Work to complete = Go through the listing and copy each line with the string "ACRE".

Material to process =
•••
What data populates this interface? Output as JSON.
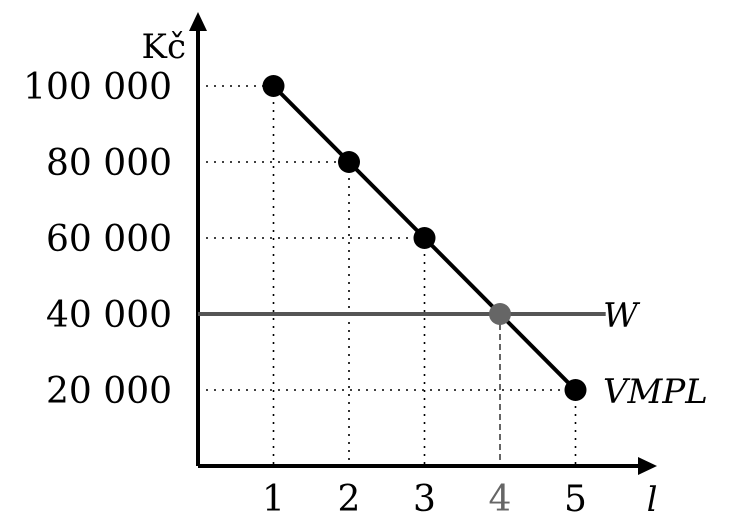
{
  "chart_data": {
    "type": "line",
    "ylabel": "Kč",
    "xlabel": "l",
    "x_ticks": [
      1,
      2,
      3,
      4,
      5
    ],
    "y_ticks": [
      20000,
      40000,
      60000,
      80000,
      100000
    ],
    "y_tick_labels": [
      "20 000",
      "40 000",
      "60 000",
      "80 000",
      "100 000"
    ],
    "xlim": [
      0,
      5.8
    ],
    "ylim": [
      0,
      115000
    ],
    "grid": "dotted guides from axes to each point",
    "series": [
      {
        "name": "VMPL",
        "x": [
          1,
          2,
          3,
          4,
          5
        ],
        "y": [
          100000,
          80000,
          60000,
          40000,
          20000
        ],
        "color": "#000000"
      },
      {
        "name": "W",
        "x": [
          0,
          5.4
        ],
        "y": [
          40000,
          40000
        ],
        "color": "#555555"
      }
    ],
    "intersection": {
      "x": 4,
      "y": 40000,
      "color": "#666666"
    },
    "highlight_tick_color": "#666666"
  }
}
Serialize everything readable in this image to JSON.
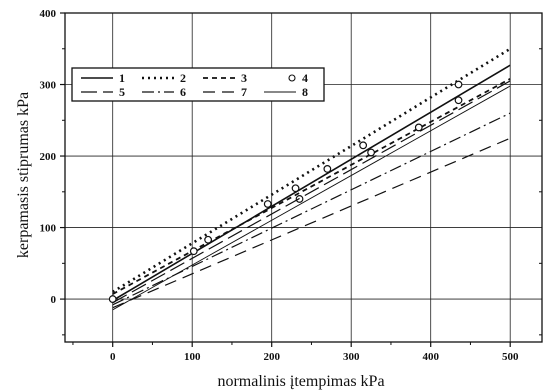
{
  "chart_data": {
    "type": "line",
    "title": "",
    "xlabel": "normalinis įtempimas kPa",
    "ylabel": "kerpamasis stiprumas kPa",
    "xlim": [
      -60,
      540
    ],
    "ylim": [
      -60,
      400
    ],
    "xticks": [
      0,
      100,
      200,
      300,
      400,
      500
    ],
    "yticks": [
      0,
      100,
      200,
      300,
      400
    ],
    "grid": true,
    "legend_position": "top-left",
    "series": [
      {
        "name": "1",
        "style": "solid",
        "marker": "none",
        "x": [
          0,
          500
        ],
        "y": [
          -2,
          327
        ]
      },
      {
        "name": "2",
        "style": "dotted-arrow",
        "marker": "none",
        "x": [
          0,
          500
        ],
        "y": [
          10,
          350
        ]
      },
      {
        "name": "3",
        "style": "dashed-arrow",
        "marker": "none",
        "x": [
          0,
          500
        ],
        "y": [
          7,
          308
        ]
      },
      {
        "name": "4",
        "style": "none",
        "marker": "circle",
        "x": [
          0,
          102,
          120,
          195,
          230,
          235,
          270,
          315,
          325,
          385,
          435,
          435
        ],
        "y": [
          0,
          67,
          83,
          133,
          155,
          140,
          182,
          215,
          205,
          240,
          300,
          278
        ]
      },
      {
        "name": "5",
        "style": "long-dash",
        "marker": "none",
        "x": [
          0,
          500
        ],
        "y": [
          -5,
          305
        ]
      },
      {
        "name": "6",
        "style": "dash-dot",
        "marker": "none",
        "x": [
          0,
          500
        ],
        "y": [
          -8,
          260
        ]
      },
      {
        "name": "7",
        "style": "dash",
        "marker": "none",
        "x": [
          0,
          500
        ],
        "y": [
          -12,
          225
        ]
      },
      {
        "name": "8",
        "style": "thin-solid",
        "marker": "none",
        "x": [
          0,
          500
        ],
        "y": [
          -15,
          298
        ]
      }
    ]
  }
}
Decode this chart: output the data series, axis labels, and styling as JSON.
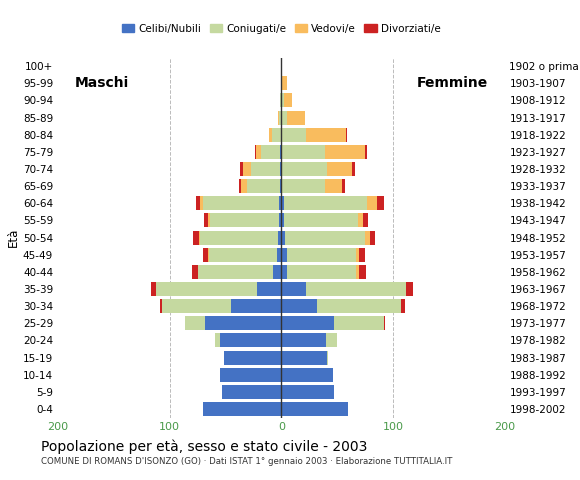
{
  "age_groups": [
    "0-4",
    "5-9",
    "10-14",
    "15-19",
    "20-24",
    "25-29",
    "30-34",
    "35-39",
    "40-44",
    "45-49",
    "50-54",
    "55-59",
    "60-64",
    "65-69",
    "70-74",
    "75-79",
    "80-84",
    "85-89",
    "90-94",
    "95-99",
    "100+"
  ],
  "birth_years": [
    "1998-2002",
    "1993-1997",
    "1988-1992",
    "1983-1987",
    "1978-1982",
    "1973-1977",
    "1968-1972",
    "1963-1967",
    "1958-1962",
    "1953-1957",
    "1948-1952",
    "1943-1947",
    "1938-1942",
    "1933-1937",
    "1928-1932",
    "1923-1927",
    "1918-1922",
    "1913-1917",
    "1908-1912",
    "1903-1907",
    "1902 o prima"
  ],
  "male": {
    "celibe": [
      70,
      53,
      55,
      51,
      55,
      68,
      45,
      22,
      7,
      4,
      3,
      2,
      2,
      1,
      1,
      1,
      0,
      0,
      0,
      0,
      0
    ],
    "coniugato": [
      0,
      0,
      0,
      0,
      4,
      18,
      62,
      90,
      68,
      61,
      70,
      62,
      68,
      30,
      26,
      17,
      8,
      2,
      1,
      0,
      0
    ],
    "vedovo": [
      0,
      0,
      0,
      0,
      0,
      0,
      0,
      0,
      0,
      1,
      1,
      2,
      3,
      5,
      7,
      5,
      3,
      1,
      0,
      0,
      0
    ],
    "divorziato": [
      0,
      0,
      0,
      0,
      0,
      0,
      2,
      5,
      5,
      4,
      5,
      3,
      3,
      2,
      3,
      1,
      0,
      0,
      0,
      0,
      0
    ]
  },
  "female": {
    "nubile": [
      60,
      47,
      46,
      41,
      40,
      47,
      32,
      22,
      5,
      5,
      3,
      2,
      2,
      1,
      1,
      1,
      0,
      0,
      0,
      0,
      0
    ],
    "coniugata": [
      0,
      0,
      0,
      1,
      10,
      45,
      75,
      90,
      62,
      62,
      72,
      67,
      75,
      38,
      40,
      38,
      22,
      5,
      2,
      1,
      0
    ],
    "vedova": [
      0,
      0,
      0,
      0,
      0,
      0,
      0,
      0,
      3,
      3,
      4,
      4,
      9,
      15,
      22,
      36,
      36,
      16,
      8,
      4,
      0
    ],
    "divorziata": [
      0,
      0,
      0,
      0,
      0,
      1,
      4,
      6,
      6,
      5,
      5,
      5,
      6,
      3,
      3,
      2,
      1,
      0,
      0,
      0,
      0
    ]
  },
  "colors": {
    "celibe": "#4472c4",
    "coniugato": "#c5d9a0",
    "vedovo": "#f9bc5e",
    "divorziato": "#cc2222"
  },
  "xlim": [
    -200,
    200
  ],
  "xticks": [
    -200,
    -100,
    0,
    100,
    200
  ],
  "xticklabels": [
    "200",
    "100",
    "0",
    "100",
    "200"
  ],
  "title": "Popolazione per età, sesso e stato civile - 2003",
  "subtitle": "COMUNE DI ROMANS D'ISONZO (GO) · Dati ISTAT 1° gennaio 2003 · Elaborazione TUTTITALIA.IT",
  "ylabel_left": "Età",
  "label_maschi": "Maschi",
  "label_femmine": "Femmine",
  "legend_labels": [
    "Celibi/Nubili",
    "Coniugati/e",
    "Vedovi/e",
    "Divorziati/e"
  ],
  "bg_color": "#ffffff",
  "bar_height": 0.82
}
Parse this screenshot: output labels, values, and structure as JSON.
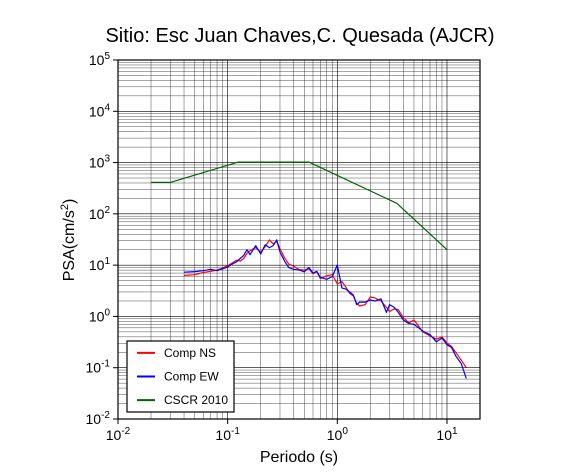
{
  "chart_data": {
    "type": "line",
    "title": "Sitio: Esc Juan Chaves,C. Quesada (AJCR)",
    "xlabel": "Periodo (s)",
    "ylabel": "PSA(cm/s2)",
    "x_scale": "log",
    "y_scale": "log",
    "xlim": [
      0.01,
      20
    ],
    "ylim": [
      0.01,
      100000
    ],
    "x_ticks": [
      0.01,
      0.1,
      1,
      10
    ],
    "y_ticks": [
      0.01,
      0.1,
      1,
      10,
      100,
      1000,
      10000,
      100000
    ],
    "x_tick_labels": [
      {
        "base": "10",
        "exp": "-2"
      },
      {
        "base": "10",
        "exp": "-1"
      },
      {
        "base": "10",
        "exp": "0"
      },
      {
        "base": "10",
        "exp": "1"
      }
    ],
    "y_tick_labels": [
      {
        "base": "10",
        "exp": "-2"
      },
      {
        "base": "10",
        "exp": "-1"
      },
      {
        "base": "10",
        "exp": "0"
      },
      {
        "base": "10",
        "exp": "1"
      },
      {
        "base": "10",
        "exp": "2"
      },
      {
        "base": "10",
        "exp": "3"
      },
      {
        "base": "10",
        "exp": "4"
      },
      {
        "base": "10",
        "exp": "5"
      }
    ],
    "grid": true,
    "legend_position": "bottom-left",
    "series": [
      {
        "name": "Comp NS",
        "color": "#ff0000",
        "x": [
          0.04,
          0.05,
          0.06,
          0.07,
          0.08,
          0.09,
          0.1,
          0.11,
          0.12,
          0.13,
          0.14,
          0.15,
          0.16,
          0.18,
          0.2,
          0.22,
          0.24,
          0.26,
          0.28,
          0.3,
          0.33,
          0.36,
          0.4,
          0.45,
          0.5,
          0.55,
          0.6,
          0.65,
          0.7,
          0.8,
          0.9,
          1.0,
          1.1,
          1.2,
          1.3,
          1.4,
          1.5,
          1.6,
          1.8,
          2.0,
          2.2,
          2.5,
          2.8,
          3.0,
          3.3,
          3.6,
          4.0,
          4.5,
          5.0,
          5.5,
          6.0,
          7.0,
          8.0,
          9.0,
          10.0,
          11.0,
          12.0,
          13.5,
          15.0
        ],
        "y": [
          6.3,
          6.5,
          7.2,
          7.6,
          8.0,
          8.8,
          9.8,
          11.0,
          12.5,
          12.0,
          13.5,
          17.0,
          19.0,
          22.0,
          18.0,
          23.0,
          31.0,
          26.0,
          29.0,
          21.0,
          14.0,
          10.5,
          9.5,
          8.2,
          8.0,
          8.5,
          6.8,
          7.5,
          5.5,
          6.2,
          6.5,
          4.3,
          4.8,
          3.7,
          2.8,
          2.5,
          1.8,
          1.6,
          1.7,
          2.4,
          2.3,
          2.0,
          1.5,
          1.25,
          1.4,
          1.35,
          0.95,
          0.75,
          0.85,
          0.65,
          0.5,
          0.42,
          0.36,
          0.4,
          0.3,
          0.26,
          0.2,
          0.14,
          0.1
        ]
      },
      {
        "name": "Comp EW",
        "color": "#0000ff",
        "x": [
          0.04,
          0.05,
          0.06,
          0.07,
          0.08,
          0.09,
          0.1,
          0.11,
          0.12,
          0.13,
          0.14,
          0.15,
          0.16,
          0.18,
          0.2,
          0.22,
          0.24,
          0.26,
          0.28,
          0.3,
          0.33,
          0.36,
          0.4,
          0.45,
          0.5,
          0.55,
          0.6,
          0.65,
          0.7,
          0.8,
          0.9,
          1.0,
          1.1,
          1.2,
          1.3,
          1.4,
          1.5,
          1.6,
          1.8,
          2.0,
          2.2,
          2.5,
          2.8,
          3.0,
          3.3,
          3.6,
          4.0,
          4.5,
          5.0,
          5.5,
          6.0,
          7.0,
          8.0,
          9.0,
          10.0,
          11.0,
          12.0,
          13.5,
          15.0
        ],
        "y": [
          7.3,
          7.5,
          7.8,
          8.3,
          7.8,
          8.5,
          9.2,
          10.5,
          11.5,
          13.5,
          15.5,
          20.0,
          16.0,
          24.0,
          16.5,
          25.0,
          22.0,
          24.0,
          31.0,
          18.0,
          12.0,
          9.0,
          8.3,
          8.0,
          7.4,
          9.0,
          7.0,
          7.6,
          5.8,
          5.3,
          6.0,
          10.0,
          3.6,
          3.4,
          3.0,
          2.6,
          1.7,
          1.9,
          1.9,
          2.1,
          2.0,
          2.2,
          1.2,
          1.7,
          1.5,
          1.2,
          0.85,
          0.72,
          0.7,
          0.6,
          0.52,
          0.44,
          0.32,
          0.38,
          0.28,
          0.25,
          0.17,
          0.12,
          0.062
        ]
      },
      {
        "name": "CSCR 2010",
        "color": "#006400",
        "x": [
          0.02,
          0.03,
          0.125,
          0.55,
          3.5,
          10.0
        ],
        "y": [
          410,
          410,
          1020,
          1020,
          160,
          20
        ]
      }
    ]
  }
}
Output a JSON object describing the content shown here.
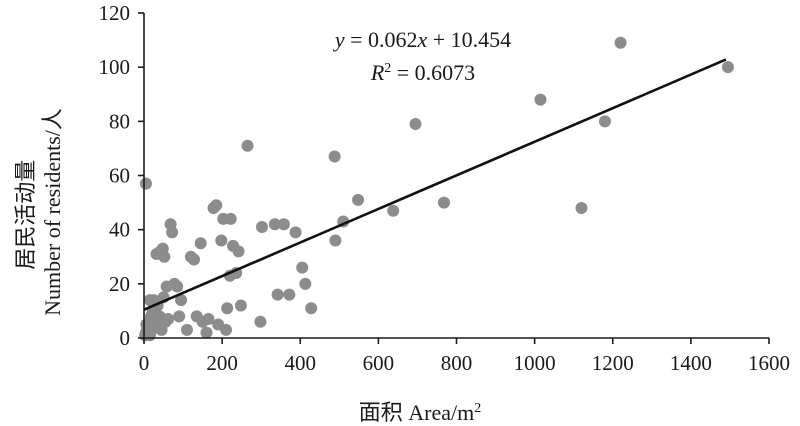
{
  "chart_data": {
    "type": "scatter",
    "xlabel": "面积 Area/m²",
    "ylabel": "居民活动量 Number of residents/人",
    "xlim": [
      0,
      1600
    ],
    "ylim": [
      0,
      120
    ],
    "x_ticks": [
      "0",
      "200",
      "400",
      "600",
      "800",
      "1000",
      "1200",
      "1400",
      "1600"
    ],
    "y_ticks": [
      "0",
      "20",
      "40",
      "60",
      "80",
      "100",
      "120"
    ],
    "grid": false,
    "trendline": {
      "slope": 0.062,
      "intercept": 10.454,
      "x_range": [
        0,
        1490
      ],
      "equation": "y = 0.062x + 10.454",
      "r_squared": "R² = 0.6073"
    },
    "marker_color": "#8c8c8c",
    "series": [
      {
        "points": [
          [
            5,
            57
          ],
          [
            3,
            1
          ],
          [
            5,
            2
          ],
          [
            8,
            3
          ],
          [
            10,
            4
          ],
          [
            12,
            2
          ],
          [
            15,
            1
          ],
          [
            6,
            5
          ],
          [
            14,
            6
          ],
          [
            18,
            8
          ],
          [
            20,
            3
          ],
          [
            22,
            10
          ],
          [
            25,
            5
          ],
          [
            28,
            7
          ],
          [
            30,
            9
          ],
          [
            35,
            12
          ],
          [
            38,
            4
          ],
          [
            40,
            8
          ],
          [
            45,
            3
          ],
          [
            50,
            15
          ],
          [
            55,
            6
          ],
          [
            15,
            14
          ],
          [
            25,
            14
          ],
          [
            32,
            31
          ],
          [
            42,
            32
          ],
          [
            48,
            33
          ],
          [
            52,
            30
          ],
          [
            58,
            19
          ],
          [
            62,
            7
          ],
          [
            68,
            42
          ],
          [
            72,
            39
          ],
          [
            78,
            20
          ],
          [
            85,
            19
          ],
          [
            90,
            8
          ],
          [
            95,
            14
          ],
          [
            110,
            3
          ],
          [
            120,
            30
          ],
          [
            128,
            29
          ],
          [
            135,
            8
          ],
          [
            145,
            35
          ],
          [
            150,
            6
          ],
          [
            160,
            2
          ],
          [
            165,
            7
          ],
          [
            178,
            48
          ],
          [
            185,
            49
          ],
          [
            190,
            5
          ],
          [
            198,
            36
          ],
          [
            203,
            44
          ],
          [
            210,
            3
          ],
          [
            213,
            11
          ],
          [
            220,
            23
          ],
          [
            222,
            44
          ],
          [
            228,
            34
          ],
          [
            236,
            24
          ],
          [
            242,
            32
          ],
          [
            248,
            12
          ],
          [
            265,
            71
          ],
          [
            298,
            6
          ],
          [
            302,
            41
          ],
          [
            335,
            42
          ],
          [
            342,
            16
          ],
          [
            358,
            42
          ],
          [
            372,
            16
          ],
          [
            388,
            39
          ],
          [
            405,
            26
          ],
          [
            413,
            20
          ],
          [
            428,
            11
          ],
          [
            488,
            67
          ],
          [
            490,
            36
          ],
          [
            510,
            43
          ],
          [
            548,
            51
          ],
          [
            638,
            47
          ],
          [
            695,
            79
          ],
          [
            768,
            50
          ],
          [
            1015,
            88
          ],
          [
            1120,
            48
          ],
          [
            1180,
            80
          ],
          [
            1220,
            109
          ],
          [
            1495,
            100
          ]
        ]
      }
    ]
  }
}
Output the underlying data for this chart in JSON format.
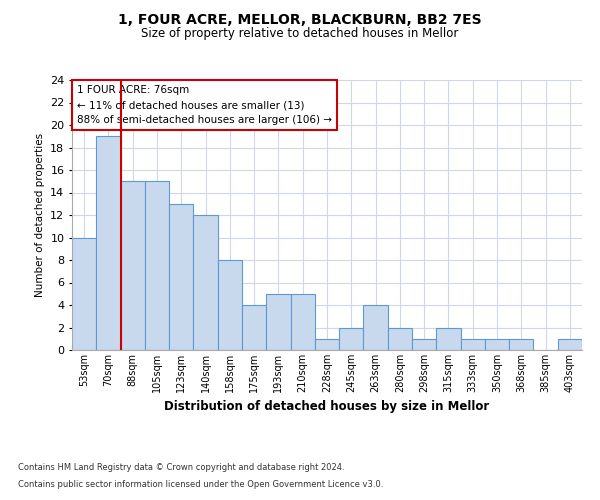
{
  "title1": "1, FOUR ACRE, MELLOR, BLACKBURN, BB2 7ES",
  "title2": "Size of property relative to detached houses in Mellor",
  "xlabel": "Distribution of detached houses by size in Mellor",
  "ylabel": "Number of detached properties",
  "categories": [
    "53sqm",
    "70sqm",
    "88sqm",
    "105sqm",
    "123sqm",
    "140sqm",
    "158sqm",
    "175sqm",
    "193sqm",
    "210sqm",
    "228sqm",
    "245sqm",
    "263sqm",
    "280sqm",
    "298sqm",
    "315sqm",
    "333sqm",
    "350sqm",
    "368sqm",
    "385sqm",
    "403sqm"
  ],
  "values": [
    10,
    19,
    15,
    15,
    13,
    12,
    8,
    4,
    5,
    5,
    1,
    2,
    4,
    2,
    1,
    2,
    1,
    1,
    1,
    0,
    1
  ],
  "bar_color": "#c9d9ed",
  "bar_edge_color": "#5b9bd5",
  "red_line_index": 1,
  "ylim": [
    0,
    24
  ],
  "yticks": [
    0,
    2,
    4,
    6,
    8,
    10,
    12,
    14,
    16,
    18,
    20,
    22,
    24
  ],
  "annotation_title": "1 FOUR ACRE: 76sqm",
  "annotation_line1": "← 11% of detached houses are smaller (13)",
  "annotation_line2": "88% of semi-detached houses are larger (106) →",
  "footnote1": "Contains HM Land Registry data © Crown copyright and database right 2024.",
  "footnote2": "Contains public sector information licensed under the Open Government Licence v3.0.",
  "bg_color": "#ffffff",
  "grid_color": "#d0d8e8",
  "annotation_box_color": "#ffffff",
  "annotation_box_edgecolor": "#cc0000",
  "red_line_color": "#cc0000"
}
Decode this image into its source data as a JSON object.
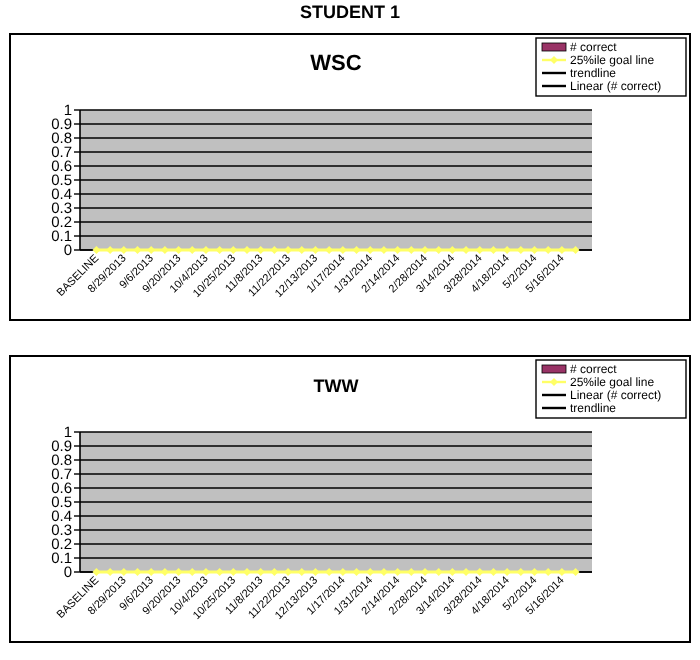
•••
Solution =
  "title1": "1, FOUR ACRE, MELLOR, BLACKBURN, BB2 7ES",
  "annotation_title": "1 FOUR ACRE: 76sqm",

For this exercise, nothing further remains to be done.